Record excerpts:
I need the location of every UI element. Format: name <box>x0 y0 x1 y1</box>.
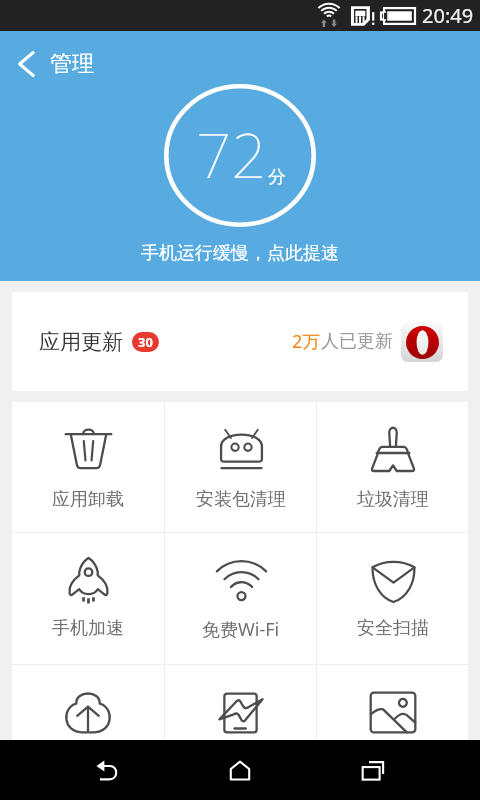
staticText: 20:49 <box>422 2 474 29</box>
staticText: 分 <box>268 166 286 189</box>
button[interactable]: 安全扫描 <box>317 533 468 664</box>
button[interactable]: Recent apps <box>335 745 411 795</box>
staticText: 垃圾清理 <box>357 488 429 511</box>
button[interactable]: tool <box>165 665 316 740</box>
button[interactable]: Home <box>202 745 278 795</box>
staticText: 安全扫描 <box>357 617 429 640</box>
button[interactable]: Back <box>69 745 145 795</box>
staticText: 72 <box>196 112 267 196</box>
button[interactable]: tool <box>317 665 468 740</box>
staticText: 应用更新 <box>39 329 123 355</box>
button[interactable]: 手机运行缓慢，点此提速 <box>141 242 339 265</box>
staticText: 应用卸载 <box>52 488 124 511</box>
button[interactable]: 应用更新 <box>12 292 468 391</box>
staticText: 管理 <box>50 50 94 78</box>
staticText: 手机加速 <box>52 617 124 640</box>
staticText: 2万 <box>292 329 321 354</box>
button[interactable]: Back <box>6 44 46 84</box>
staticText: 人已更新 <box>321 330 393 353</box>
button[interactable]: 免费Wi-Fi <box>165 533 316 664</box>
button[interactable]: 应用卸载 <box>12 402 164 532</box>
button[interactable]: 手机加速 <box>12 533 164 664</box>
button[interactable]: 72 <box>164 84 316 227</box>
button[interactable]: 垃圾清理 <box>317 402 468 532</box>
staticText: 30 <box>138 333 153 351</box>
staticText: 免费Wi-Fi <box>202 617 280 642</box>
button[interactable]: 安装包清理 <box>165 402 316 532</box>
staticText: 安装包清理 <box>196 488 286 511</box>
button[interactable]: tool <box>12 665 164 740</box>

Exercise aim:
Rewrite the listing with every "tool" swapped for "shortcut" and everything else left as it is. Omit the picture.

Response to this task:
I need the location of every UI element. Format: name <box>x0 y0 x1 y1</box>.
staticText: 20:49 <box>422 2 474 29</box>
staticText: 分 <box>268 166 286 189</box>
button[interactable]: 安全扫描 <box>317 533 468 664</box>
button[interactable]: Recent apps <box>335 745 411 795</box>
staticText: 垃圾清理 <box>357 488 429 511</box>
button[interactable]: shortcut <box>165 665 316 740</box>
button[interactable]: Home <box>202 745 278 795</box>
staticText: 安全扫描 <box>357 617 429 640</box>
button[interactable]: Back <box>69 745 145 795</box>
staticText: 72 <box>196 112 267 196</box>
button[interactable]: shortcut <box>317 665 468 740</box>
staticText: 应用更新 <box>39 329 123 355</box>
button[interactable]: 手机运行缓慢，点此提速 <box>141 242 339 265</box>
staticText: 应用卸载 <box>52 488 124 511</box>
button[interactable]: 应用更新 <box>12 292 468 391</box>
staticText: 管理 <box>50 50 94 78</box>
staticText: 手机加速 <box>52 617 124 640</box>
staticText: 2万 <box>292 329 321 354</box>
button[interactable]: Back <box>6 44 46 84</box>
staticText: 人已更新 <box>321 330 393 353</box>
button[interactable]: 免费Wi-Fi <box>165 533 316 664</box>
button[interactable]: 应用卸载 <box>12 402 164 532</box>
button[interactable]: 手机加速 <box>12 533 164 664</box>
button[interactable]: 72 <box>164 84 316 227</box>
button[interactable]: 垃圾清理 <box>317 402 468 532</box>
staticText: 30 <box>138 333 153 351</box>
staticText: 免费Wi-Fi <box>202 617 280 642</box>
button[interactable]: 安装包清理 <box>165 402 316 532</box>
staticText: 安装包清理 <box>196 488 286 511</box>
button[interactable]: shortcut <box>12 665 164 740</box>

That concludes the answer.